# What is asked:
From the entries below, copy out every line with "Europe" in it.

[Records excerpted from a collection]
-*-*-

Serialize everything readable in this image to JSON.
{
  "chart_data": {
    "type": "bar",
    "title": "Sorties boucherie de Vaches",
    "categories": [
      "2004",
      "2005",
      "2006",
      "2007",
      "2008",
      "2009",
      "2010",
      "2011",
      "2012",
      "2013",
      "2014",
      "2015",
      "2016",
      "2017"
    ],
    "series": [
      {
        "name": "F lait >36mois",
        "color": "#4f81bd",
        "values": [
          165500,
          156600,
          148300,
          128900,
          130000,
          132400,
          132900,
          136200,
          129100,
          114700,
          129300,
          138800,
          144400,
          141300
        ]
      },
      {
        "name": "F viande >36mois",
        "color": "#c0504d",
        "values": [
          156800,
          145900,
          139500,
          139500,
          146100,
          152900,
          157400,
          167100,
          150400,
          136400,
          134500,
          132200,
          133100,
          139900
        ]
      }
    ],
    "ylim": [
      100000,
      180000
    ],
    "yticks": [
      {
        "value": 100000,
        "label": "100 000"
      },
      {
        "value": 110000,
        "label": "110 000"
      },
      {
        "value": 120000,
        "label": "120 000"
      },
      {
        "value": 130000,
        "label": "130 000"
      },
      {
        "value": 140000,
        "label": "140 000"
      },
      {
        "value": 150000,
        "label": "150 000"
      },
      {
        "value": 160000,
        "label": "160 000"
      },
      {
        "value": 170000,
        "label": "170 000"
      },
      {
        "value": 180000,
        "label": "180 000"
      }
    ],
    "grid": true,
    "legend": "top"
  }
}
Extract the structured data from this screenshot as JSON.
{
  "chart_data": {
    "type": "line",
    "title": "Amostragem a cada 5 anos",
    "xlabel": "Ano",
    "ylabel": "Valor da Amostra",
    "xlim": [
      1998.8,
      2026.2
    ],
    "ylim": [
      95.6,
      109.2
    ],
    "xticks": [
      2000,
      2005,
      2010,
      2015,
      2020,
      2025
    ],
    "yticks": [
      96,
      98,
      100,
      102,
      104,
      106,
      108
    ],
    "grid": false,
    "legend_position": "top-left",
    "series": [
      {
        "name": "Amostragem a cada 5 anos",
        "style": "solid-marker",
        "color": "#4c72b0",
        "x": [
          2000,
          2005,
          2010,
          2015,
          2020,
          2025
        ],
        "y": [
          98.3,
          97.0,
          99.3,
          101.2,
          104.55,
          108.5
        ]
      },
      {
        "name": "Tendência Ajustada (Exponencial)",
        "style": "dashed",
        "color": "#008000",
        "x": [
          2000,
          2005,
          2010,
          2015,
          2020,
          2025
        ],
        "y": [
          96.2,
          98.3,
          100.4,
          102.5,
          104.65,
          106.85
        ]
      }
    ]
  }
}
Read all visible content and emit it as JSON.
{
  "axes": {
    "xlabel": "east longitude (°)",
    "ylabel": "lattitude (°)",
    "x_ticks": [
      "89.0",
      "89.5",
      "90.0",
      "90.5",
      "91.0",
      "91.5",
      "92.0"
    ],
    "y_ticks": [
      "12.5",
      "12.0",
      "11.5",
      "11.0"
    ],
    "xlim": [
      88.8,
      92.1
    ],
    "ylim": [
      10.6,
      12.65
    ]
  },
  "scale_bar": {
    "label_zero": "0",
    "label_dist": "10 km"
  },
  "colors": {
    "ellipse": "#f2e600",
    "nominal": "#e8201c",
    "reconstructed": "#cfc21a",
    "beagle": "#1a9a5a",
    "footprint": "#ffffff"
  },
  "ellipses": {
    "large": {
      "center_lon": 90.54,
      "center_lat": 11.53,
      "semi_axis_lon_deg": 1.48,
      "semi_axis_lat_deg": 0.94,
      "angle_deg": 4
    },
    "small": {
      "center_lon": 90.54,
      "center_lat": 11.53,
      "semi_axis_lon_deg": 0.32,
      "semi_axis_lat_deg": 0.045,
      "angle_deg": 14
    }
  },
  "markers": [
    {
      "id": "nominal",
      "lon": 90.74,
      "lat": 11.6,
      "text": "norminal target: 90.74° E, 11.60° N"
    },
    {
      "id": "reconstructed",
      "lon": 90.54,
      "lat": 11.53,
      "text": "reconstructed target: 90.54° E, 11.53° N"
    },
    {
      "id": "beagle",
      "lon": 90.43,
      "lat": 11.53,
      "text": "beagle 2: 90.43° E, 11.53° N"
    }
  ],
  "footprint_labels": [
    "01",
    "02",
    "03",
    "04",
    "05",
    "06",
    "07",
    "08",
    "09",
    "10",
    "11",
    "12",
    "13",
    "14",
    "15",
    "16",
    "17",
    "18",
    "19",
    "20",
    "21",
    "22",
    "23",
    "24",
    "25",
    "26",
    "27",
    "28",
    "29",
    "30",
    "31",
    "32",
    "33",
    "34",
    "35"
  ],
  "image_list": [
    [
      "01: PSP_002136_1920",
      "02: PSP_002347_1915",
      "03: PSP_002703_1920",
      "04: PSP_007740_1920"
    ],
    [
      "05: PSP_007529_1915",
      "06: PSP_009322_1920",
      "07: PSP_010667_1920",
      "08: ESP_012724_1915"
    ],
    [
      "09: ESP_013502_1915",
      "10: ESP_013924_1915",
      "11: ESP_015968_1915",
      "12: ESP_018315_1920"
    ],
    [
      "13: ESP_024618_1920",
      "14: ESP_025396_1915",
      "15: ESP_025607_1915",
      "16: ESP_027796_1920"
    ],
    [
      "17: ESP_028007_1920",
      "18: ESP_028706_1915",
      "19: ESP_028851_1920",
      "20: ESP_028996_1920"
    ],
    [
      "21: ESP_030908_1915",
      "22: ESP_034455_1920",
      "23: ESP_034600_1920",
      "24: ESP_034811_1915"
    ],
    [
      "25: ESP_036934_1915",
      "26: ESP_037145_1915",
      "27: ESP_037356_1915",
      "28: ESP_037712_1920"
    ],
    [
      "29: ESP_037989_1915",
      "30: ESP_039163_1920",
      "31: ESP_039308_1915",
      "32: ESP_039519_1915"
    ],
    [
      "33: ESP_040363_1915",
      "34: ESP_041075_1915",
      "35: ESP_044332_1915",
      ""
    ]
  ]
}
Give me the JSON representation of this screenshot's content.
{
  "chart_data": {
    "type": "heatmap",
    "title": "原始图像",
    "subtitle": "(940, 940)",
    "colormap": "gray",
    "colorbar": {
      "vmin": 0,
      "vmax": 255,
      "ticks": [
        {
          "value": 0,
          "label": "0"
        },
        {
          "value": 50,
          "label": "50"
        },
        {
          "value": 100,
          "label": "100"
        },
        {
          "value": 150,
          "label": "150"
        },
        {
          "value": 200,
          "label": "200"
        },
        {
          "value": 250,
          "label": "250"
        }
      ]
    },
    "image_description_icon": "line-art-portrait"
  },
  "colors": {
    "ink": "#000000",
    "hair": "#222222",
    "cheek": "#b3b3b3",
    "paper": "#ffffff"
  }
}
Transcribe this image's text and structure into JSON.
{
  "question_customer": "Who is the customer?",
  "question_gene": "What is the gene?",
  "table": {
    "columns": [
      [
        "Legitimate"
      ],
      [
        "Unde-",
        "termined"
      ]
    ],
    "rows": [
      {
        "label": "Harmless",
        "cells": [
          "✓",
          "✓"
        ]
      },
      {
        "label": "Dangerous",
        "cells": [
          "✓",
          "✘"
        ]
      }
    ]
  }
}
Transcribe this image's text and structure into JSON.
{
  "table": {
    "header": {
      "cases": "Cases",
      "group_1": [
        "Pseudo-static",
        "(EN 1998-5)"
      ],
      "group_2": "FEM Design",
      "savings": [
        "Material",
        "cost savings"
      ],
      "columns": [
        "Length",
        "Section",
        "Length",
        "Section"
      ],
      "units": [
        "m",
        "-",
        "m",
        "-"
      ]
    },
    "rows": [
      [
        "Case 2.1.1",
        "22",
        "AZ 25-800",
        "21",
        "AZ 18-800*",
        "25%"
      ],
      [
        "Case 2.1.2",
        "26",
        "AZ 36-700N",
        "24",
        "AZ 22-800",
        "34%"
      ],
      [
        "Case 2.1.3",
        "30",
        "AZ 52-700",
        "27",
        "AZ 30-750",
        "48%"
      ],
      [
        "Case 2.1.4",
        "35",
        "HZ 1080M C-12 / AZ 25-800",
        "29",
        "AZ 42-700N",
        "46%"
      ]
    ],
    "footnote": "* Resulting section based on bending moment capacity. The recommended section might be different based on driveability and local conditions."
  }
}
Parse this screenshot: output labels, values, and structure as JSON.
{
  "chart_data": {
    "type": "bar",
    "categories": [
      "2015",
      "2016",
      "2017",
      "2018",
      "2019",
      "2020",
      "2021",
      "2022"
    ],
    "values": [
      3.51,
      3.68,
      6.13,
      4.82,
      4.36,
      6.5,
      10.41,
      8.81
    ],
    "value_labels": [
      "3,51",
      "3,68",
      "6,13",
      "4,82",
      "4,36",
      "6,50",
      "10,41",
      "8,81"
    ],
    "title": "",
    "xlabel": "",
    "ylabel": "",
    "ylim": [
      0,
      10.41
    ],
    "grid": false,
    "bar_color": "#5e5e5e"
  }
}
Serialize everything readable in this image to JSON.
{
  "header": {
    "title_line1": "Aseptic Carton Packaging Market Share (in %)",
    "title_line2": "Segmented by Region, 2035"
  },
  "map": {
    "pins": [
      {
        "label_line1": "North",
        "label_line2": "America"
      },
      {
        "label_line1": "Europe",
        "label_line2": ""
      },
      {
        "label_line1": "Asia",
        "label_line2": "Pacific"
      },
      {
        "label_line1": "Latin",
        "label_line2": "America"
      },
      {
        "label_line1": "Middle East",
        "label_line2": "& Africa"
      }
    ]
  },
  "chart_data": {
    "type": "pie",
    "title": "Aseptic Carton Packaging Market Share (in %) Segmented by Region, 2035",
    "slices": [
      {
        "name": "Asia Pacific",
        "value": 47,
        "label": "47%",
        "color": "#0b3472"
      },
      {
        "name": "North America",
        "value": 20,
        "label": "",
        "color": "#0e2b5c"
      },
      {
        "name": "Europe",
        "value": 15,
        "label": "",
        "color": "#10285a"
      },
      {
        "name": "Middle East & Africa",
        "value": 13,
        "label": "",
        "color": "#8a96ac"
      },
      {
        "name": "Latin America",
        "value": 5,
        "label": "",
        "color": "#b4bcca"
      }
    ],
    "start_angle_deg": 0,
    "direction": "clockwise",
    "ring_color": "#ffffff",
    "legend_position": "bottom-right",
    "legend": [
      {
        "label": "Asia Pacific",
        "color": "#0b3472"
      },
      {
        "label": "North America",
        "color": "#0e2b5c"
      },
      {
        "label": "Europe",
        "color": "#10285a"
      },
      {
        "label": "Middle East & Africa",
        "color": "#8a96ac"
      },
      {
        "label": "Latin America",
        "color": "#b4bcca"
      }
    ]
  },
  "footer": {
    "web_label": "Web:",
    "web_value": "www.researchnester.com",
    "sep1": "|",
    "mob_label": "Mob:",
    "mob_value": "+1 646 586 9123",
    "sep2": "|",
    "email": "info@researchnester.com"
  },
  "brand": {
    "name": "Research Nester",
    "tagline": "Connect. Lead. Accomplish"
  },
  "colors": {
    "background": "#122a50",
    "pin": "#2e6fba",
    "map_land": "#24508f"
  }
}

-*-*-

# Finished exercise:
        "label_line1": "Europe",
        "name": "Europe",
        "label": "Europe",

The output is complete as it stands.